Record excerpts
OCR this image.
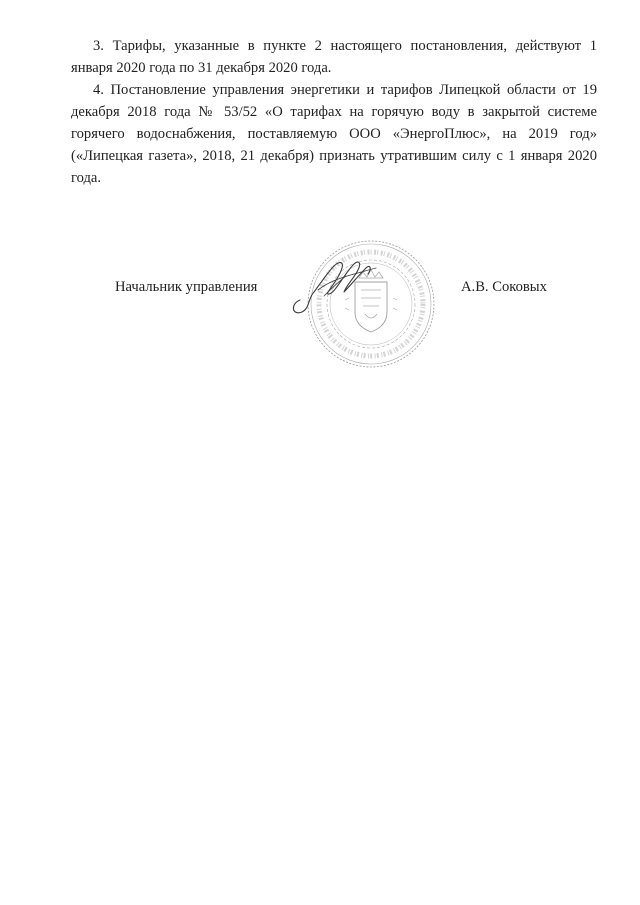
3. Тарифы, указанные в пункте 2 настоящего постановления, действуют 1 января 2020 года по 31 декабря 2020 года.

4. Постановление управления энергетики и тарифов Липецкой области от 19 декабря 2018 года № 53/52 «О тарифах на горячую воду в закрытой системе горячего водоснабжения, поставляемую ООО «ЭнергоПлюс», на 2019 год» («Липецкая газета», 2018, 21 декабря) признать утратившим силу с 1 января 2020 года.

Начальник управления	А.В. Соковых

...

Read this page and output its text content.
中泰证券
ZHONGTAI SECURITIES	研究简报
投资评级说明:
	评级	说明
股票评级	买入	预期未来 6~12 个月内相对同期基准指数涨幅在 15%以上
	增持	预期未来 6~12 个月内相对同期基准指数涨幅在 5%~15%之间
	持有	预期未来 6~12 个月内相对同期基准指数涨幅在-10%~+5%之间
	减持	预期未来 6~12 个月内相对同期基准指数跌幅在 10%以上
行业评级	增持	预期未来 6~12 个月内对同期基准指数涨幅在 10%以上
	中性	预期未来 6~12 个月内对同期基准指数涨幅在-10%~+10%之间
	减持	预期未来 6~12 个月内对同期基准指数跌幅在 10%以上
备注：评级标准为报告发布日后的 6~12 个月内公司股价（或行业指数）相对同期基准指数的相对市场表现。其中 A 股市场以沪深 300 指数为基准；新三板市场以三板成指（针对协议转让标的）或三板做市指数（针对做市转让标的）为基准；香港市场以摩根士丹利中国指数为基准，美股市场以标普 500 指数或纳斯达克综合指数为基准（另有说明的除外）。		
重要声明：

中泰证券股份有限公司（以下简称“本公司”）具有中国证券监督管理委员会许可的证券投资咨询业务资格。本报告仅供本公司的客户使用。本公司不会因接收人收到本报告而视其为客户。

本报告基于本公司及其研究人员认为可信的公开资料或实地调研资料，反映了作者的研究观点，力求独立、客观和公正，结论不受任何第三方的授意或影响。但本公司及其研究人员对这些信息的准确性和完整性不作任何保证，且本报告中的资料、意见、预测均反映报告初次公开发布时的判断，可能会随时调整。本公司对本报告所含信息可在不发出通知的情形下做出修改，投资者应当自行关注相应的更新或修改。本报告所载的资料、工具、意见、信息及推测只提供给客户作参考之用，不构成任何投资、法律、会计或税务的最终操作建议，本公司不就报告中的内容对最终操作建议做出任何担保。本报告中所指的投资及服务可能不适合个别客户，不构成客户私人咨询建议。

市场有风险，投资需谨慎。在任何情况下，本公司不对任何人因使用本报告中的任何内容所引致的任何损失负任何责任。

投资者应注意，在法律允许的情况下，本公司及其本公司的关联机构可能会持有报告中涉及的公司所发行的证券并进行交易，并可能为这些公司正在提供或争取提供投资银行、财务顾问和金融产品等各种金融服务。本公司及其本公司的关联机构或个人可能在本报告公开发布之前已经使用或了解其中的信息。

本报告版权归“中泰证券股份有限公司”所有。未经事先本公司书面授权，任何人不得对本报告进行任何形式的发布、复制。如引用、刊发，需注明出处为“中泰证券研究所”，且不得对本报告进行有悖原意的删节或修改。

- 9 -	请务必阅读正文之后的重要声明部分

...

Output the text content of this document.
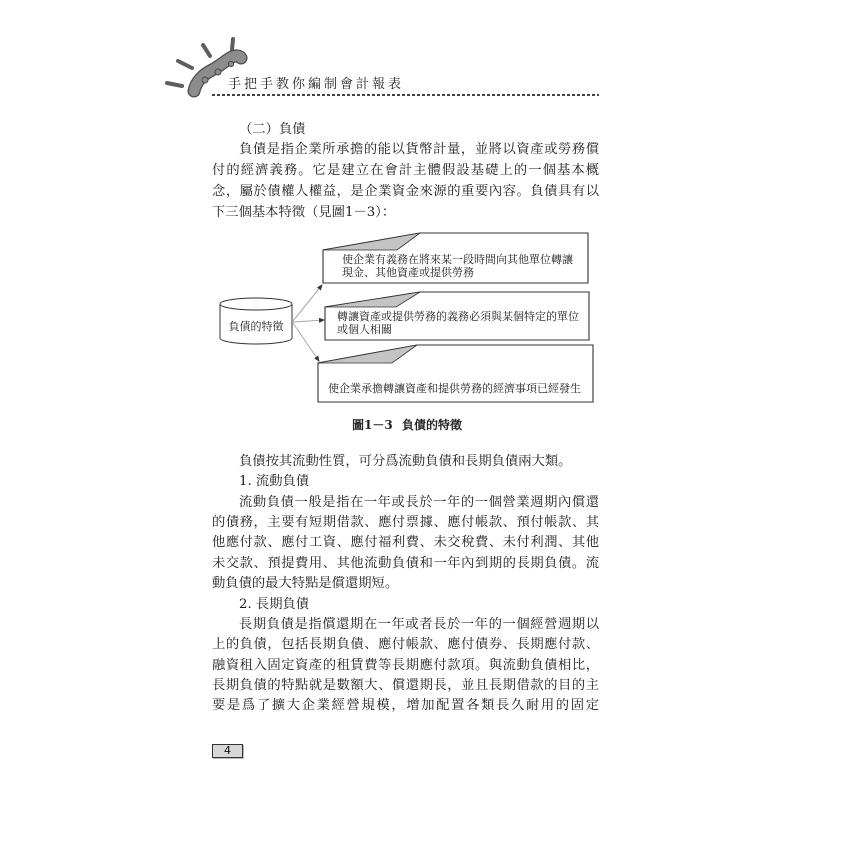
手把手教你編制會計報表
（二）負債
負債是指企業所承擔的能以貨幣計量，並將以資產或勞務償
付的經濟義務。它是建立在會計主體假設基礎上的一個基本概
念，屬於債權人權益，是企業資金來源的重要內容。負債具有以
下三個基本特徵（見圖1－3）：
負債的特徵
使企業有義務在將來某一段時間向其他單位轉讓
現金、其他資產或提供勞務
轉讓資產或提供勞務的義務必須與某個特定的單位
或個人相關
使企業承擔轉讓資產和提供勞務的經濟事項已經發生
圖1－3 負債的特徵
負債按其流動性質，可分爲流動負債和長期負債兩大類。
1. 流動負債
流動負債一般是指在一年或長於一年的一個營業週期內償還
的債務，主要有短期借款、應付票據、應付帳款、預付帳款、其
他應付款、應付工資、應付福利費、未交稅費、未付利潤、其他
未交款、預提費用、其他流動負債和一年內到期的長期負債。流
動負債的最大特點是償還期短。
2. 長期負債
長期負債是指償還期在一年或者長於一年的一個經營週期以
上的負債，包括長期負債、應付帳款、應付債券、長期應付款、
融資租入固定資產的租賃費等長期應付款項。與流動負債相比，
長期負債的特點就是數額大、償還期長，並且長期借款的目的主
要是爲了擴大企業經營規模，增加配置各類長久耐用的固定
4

Problem description
Your task is to list each line of the records with the word "應付帳款".

Task answer
的債務，主要有短期借款、應付票據、應付帳款、預付帳款、其
上的負債，包括長期負債、應付帳款、應付債券、長期應付款、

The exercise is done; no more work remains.